## [What the task requires]
Extract every line that includes the string "nansvarlig".

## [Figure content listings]

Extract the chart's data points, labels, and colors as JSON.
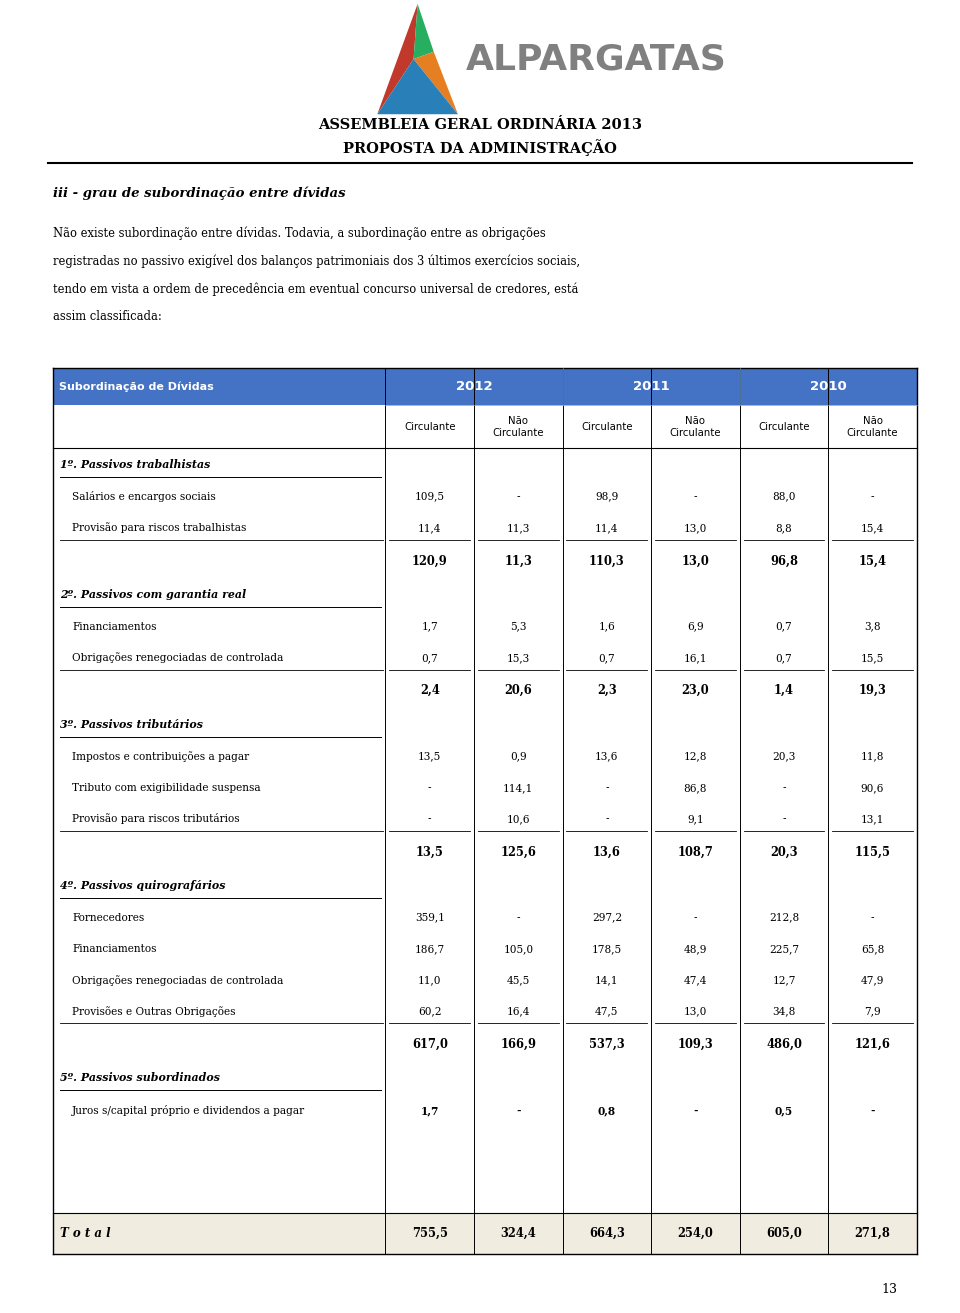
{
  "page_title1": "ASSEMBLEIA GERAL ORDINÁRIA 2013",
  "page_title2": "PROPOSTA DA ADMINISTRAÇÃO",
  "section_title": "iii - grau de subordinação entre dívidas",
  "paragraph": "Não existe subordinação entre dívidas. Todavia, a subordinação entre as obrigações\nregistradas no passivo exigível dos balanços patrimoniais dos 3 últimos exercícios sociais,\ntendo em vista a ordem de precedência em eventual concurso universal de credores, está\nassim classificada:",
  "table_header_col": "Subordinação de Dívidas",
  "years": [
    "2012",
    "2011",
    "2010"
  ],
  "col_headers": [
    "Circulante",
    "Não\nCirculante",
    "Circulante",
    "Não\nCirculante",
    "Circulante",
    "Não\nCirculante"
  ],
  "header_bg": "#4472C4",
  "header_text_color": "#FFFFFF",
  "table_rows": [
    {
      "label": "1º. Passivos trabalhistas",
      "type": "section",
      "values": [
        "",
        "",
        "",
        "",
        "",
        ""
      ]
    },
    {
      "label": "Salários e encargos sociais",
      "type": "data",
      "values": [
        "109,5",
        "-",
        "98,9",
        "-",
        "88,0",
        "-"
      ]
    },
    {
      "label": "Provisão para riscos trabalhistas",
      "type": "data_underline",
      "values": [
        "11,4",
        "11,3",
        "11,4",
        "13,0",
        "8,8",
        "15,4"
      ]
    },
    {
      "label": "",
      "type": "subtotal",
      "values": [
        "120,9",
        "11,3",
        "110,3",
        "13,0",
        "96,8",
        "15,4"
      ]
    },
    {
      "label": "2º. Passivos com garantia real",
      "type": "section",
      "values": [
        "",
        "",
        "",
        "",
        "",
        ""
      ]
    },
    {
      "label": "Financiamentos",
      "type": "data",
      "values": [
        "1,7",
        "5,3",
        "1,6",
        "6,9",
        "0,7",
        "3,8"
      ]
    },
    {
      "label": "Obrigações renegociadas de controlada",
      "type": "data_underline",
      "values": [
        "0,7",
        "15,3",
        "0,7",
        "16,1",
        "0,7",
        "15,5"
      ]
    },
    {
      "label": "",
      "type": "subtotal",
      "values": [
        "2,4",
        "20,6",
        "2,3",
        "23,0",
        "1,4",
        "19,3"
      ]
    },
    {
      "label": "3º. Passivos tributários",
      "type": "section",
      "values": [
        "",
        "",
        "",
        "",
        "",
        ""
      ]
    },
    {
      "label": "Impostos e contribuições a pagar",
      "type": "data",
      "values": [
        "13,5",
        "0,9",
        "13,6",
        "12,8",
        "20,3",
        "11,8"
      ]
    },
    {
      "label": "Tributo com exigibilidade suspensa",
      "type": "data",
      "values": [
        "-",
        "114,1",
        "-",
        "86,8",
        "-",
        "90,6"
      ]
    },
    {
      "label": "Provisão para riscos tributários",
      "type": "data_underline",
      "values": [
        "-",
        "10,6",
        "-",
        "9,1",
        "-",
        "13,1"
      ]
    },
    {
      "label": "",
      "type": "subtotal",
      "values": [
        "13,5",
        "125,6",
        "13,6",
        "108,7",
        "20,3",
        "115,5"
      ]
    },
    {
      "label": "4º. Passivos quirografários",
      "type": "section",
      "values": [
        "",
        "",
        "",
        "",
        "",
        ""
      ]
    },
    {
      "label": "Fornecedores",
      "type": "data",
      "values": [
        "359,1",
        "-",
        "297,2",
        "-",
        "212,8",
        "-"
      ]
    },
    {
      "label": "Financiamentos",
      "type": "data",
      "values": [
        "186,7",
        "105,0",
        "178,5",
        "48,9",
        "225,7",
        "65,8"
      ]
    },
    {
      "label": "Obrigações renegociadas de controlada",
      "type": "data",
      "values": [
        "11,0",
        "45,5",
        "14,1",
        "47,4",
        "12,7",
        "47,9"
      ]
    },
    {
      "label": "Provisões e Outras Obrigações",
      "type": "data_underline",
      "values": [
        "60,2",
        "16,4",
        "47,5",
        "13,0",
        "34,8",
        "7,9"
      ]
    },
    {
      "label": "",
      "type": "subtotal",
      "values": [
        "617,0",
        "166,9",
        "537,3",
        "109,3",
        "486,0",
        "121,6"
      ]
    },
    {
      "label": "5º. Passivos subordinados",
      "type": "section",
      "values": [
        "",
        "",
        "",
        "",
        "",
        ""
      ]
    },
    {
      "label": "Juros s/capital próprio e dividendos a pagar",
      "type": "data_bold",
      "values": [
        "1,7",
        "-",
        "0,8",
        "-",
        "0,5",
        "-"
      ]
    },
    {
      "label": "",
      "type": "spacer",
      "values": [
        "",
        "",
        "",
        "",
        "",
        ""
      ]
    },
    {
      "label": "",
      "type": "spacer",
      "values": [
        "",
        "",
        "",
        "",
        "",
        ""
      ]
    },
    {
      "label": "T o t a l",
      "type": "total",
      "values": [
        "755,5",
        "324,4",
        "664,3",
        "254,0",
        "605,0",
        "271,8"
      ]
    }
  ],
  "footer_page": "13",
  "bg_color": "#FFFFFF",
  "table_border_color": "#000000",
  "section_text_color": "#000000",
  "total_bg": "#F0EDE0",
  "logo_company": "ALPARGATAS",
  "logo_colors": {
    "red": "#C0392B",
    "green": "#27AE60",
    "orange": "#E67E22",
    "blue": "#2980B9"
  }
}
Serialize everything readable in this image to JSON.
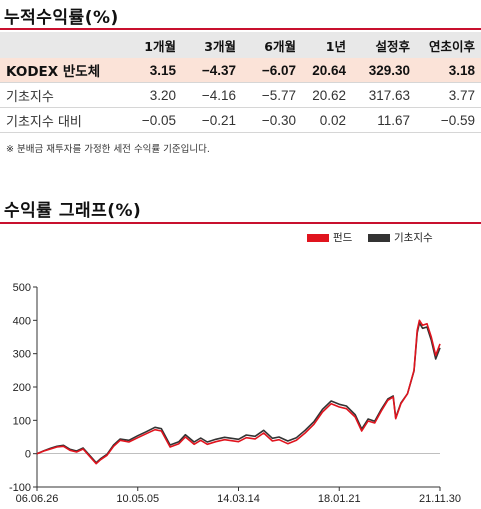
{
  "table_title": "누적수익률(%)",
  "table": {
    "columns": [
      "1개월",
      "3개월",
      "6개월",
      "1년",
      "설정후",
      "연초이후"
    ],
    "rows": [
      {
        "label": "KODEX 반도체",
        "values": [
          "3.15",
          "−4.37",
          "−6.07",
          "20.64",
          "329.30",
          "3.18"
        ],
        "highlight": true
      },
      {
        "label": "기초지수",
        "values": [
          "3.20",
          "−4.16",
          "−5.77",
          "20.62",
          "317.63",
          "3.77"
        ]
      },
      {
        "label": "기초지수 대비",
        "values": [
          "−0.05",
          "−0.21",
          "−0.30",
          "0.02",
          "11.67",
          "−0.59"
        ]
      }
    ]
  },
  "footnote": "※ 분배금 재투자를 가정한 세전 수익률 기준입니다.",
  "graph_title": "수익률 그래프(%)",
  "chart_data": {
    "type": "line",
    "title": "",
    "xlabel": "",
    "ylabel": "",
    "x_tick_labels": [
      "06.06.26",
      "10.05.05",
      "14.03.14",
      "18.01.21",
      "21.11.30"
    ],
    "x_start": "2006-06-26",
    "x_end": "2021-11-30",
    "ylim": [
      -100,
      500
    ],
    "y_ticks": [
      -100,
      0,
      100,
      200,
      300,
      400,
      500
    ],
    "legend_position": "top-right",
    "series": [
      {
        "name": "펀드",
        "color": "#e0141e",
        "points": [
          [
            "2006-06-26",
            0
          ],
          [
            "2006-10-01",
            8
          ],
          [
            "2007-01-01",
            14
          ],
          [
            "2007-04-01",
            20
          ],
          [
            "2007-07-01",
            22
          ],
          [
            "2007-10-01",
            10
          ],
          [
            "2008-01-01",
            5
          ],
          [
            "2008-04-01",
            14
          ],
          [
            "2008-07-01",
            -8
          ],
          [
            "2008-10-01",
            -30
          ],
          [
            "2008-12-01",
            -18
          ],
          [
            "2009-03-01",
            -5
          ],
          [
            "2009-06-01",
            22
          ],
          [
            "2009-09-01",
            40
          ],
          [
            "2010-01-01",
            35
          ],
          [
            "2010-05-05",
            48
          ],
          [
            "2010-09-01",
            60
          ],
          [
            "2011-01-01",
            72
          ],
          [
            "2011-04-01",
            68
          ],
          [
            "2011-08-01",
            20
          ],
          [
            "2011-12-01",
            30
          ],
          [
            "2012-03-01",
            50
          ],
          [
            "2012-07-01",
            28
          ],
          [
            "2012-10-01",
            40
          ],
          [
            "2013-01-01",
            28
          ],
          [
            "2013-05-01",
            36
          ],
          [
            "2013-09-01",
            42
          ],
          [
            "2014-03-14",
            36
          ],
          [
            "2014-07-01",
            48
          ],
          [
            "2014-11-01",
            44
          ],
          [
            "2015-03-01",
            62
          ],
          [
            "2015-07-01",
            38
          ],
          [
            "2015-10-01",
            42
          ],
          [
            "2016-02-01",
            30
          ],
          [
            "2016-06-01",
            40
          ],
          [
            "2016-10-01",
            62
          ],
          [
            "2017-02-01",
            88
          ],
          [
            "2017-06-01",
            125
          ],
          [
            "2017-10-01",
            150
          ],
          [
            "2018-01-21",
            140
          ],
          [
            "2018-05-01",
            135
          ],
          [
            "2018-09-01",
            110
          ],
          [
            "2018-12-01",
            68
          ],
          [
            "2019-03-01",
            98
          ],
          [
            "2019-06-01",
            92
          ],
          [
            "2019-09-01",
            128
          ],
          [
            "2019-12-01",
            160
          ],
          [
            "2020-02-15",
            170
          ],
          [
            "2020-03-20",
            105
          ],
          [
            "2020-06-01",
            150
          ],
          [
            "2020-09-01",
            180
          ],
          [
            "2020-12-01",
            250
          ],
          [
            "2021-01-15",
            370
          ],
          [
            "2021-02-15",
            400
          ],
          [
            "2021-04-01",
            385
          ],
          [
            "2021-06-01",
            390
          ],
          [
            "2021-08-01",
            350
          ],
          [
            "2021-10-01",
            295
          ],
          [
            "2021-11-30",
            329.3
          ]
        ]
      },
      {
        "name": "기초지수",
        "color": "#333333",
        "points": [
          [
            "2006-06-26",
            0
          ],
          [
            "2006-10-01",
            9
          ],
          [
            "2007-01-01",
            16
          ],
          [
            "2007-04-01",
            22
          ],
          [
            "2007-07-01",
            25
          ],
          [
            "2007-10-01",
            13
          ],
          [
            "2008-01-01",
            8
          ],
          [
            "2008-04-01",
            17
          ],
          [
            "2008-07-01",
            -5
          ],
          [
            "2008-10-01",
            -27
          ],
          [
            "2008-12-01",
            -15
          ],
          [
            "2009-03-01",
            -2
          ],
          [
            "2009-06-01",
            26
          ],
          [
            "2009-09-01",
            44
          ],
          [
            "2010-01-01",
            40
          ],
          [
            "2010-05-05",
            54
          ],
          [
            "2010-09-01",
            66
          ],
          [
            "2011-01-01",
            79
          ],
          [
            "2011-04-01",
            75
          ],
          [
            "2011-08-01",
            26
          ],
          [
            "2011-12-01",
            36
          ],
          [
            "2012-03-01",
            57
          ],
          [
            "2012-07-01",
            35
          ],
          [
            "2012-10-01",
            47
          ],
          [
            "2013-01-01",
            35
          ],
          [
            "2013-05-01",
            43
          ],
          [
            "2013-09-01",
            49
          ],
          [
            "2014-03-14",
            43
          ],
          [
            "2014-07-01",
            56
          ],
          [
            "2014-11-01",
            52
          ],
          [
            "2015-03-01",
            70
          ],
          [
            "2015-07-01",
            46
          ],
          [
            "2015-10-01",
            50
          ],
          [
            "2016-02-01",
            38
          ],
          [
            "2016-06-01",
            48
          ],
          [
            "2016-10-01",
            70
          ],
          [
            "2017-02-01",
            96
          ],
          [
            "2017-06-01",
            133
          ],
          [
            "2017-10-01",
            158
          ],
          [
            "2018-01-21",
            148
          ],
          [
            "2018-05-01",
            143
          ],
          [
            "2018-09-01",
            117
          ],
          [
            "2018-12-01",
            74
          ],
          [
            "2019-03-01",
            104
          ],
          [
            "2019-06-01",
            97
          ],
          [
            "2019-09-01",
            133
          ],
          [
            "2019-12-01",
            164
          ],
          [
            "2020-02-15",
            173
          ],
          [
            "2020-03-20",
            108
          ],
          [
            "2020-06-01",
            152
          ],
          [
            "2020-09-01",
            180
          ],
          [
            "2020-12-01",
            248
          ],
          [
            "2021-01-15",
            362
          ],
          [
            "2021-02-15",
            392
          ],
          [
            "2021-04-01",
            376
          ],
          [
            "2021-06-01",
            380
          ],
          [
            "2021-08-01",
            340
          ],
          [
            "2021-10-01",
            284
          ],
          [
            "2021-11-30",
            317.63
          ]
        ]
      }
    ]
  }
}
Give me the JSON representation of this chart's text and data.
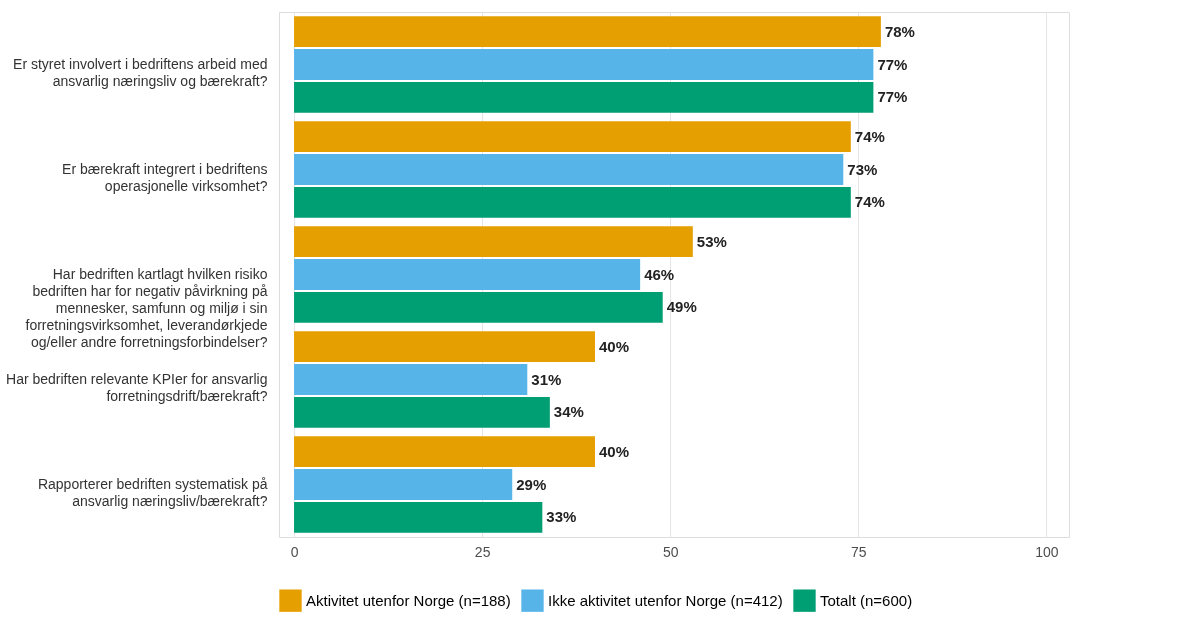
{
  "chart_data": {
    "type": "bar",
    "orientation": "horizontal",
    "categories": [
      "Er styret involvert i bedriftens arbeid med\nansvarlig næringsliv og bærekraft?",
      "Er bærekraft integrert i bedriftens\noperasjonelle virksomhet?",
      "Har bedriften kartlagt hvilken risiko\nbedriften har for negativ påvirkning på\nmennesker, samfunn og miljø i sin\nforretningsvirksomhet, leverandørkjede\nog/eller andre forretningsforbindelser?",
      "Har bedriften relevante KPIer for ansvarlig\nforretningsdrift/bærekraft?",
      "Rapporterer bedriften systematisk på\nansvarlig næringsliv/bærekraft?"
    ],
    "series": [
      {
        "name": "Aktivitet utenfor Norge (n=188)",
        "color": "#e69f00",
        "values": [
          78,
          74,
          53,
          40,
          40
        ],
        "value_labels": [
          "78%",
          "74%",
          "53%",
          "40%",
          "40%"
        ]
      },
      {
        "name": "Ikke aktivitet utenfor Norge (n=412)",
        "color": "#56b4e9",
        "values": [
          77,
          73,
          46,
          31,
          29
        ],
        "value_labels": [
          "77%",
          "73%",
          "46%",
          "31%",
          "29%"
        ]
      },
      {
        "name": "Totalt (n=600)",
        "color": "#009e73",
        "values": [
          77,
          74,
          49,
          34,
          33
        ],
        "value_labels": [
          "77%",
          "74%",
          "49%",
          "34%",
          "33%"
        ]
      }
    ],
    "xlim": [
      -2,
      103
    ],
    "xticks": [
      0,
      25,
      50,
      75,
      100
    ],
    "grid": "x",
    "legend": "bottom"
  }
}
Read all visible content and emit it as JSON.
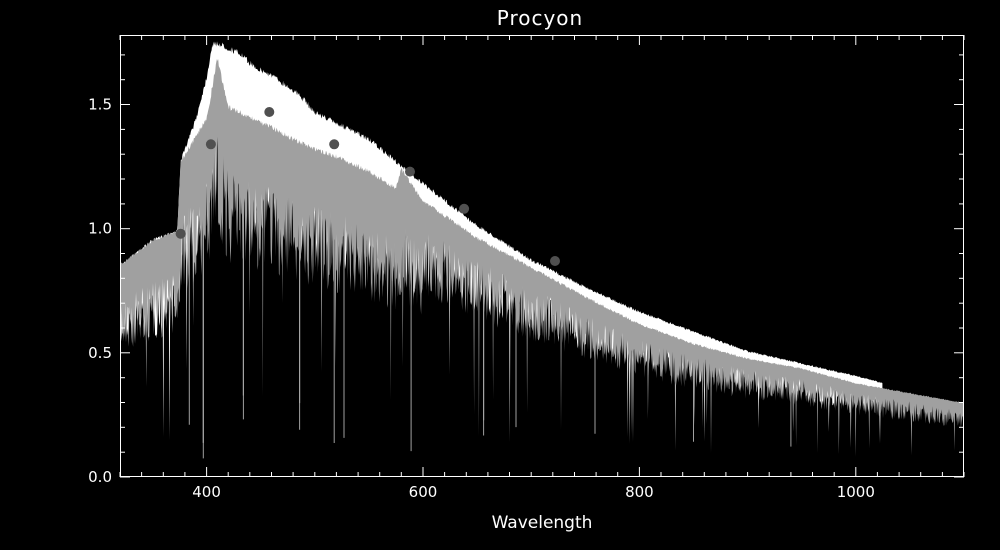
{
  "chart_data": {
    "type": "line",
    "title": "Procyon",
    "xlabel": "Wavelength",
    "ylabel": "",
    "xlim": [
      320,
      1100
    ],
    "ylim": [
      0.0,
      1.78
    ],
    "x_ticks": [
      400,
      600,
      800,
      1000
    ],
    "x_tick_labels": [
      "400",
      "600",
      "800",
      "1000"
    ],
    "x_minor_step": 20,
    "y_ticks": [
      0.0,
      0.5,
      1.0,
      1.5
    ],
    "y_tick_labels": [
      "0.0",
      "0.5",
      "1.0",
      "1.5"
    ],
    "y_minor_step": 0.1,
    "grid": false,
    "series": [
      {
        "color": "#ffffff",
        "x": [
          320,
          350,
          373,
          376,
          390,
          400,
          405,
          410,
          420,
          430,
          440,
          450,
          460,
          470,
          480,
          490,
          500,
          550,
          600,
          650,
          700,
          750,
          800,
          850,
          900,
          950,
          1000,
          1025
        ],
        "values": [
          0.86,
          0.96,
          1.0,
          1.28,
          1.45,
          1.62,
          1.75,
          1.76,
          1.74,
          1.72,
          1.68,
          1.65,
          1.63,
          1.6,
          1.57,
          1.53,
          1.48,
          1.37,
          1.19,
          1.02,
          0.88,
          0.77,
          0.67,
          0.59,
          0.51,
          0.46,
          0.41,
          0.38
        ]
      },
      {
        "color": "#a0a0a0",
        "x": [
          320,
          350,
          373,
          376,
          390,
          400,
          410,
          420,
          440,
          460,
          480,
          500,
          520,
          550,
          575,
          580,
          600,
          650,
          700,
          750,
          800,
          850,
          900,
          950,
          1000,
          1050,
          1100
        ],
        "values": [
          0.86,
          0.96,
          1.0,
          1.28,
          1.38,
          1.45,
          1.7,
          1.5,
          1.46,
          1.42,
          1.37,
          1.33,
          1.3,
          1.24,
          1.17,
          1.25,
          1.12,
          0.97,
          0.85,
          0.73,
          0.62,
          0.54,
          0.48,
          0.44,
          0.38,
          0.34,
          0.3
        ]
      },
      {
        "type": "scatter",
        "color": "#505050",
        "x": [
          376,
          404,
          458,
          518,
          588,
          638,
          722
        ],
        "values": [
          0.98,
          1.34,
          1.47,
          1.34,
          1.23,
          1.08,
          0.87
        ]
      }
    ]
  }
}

## [Task response]
      "Er styret involvert i bedriftens arbeid med\nansvarlig næringsliv og bærekraft?",
      "Rapporterer bedriften systematisk på\nansvarlig næringsliv/bærekraft?"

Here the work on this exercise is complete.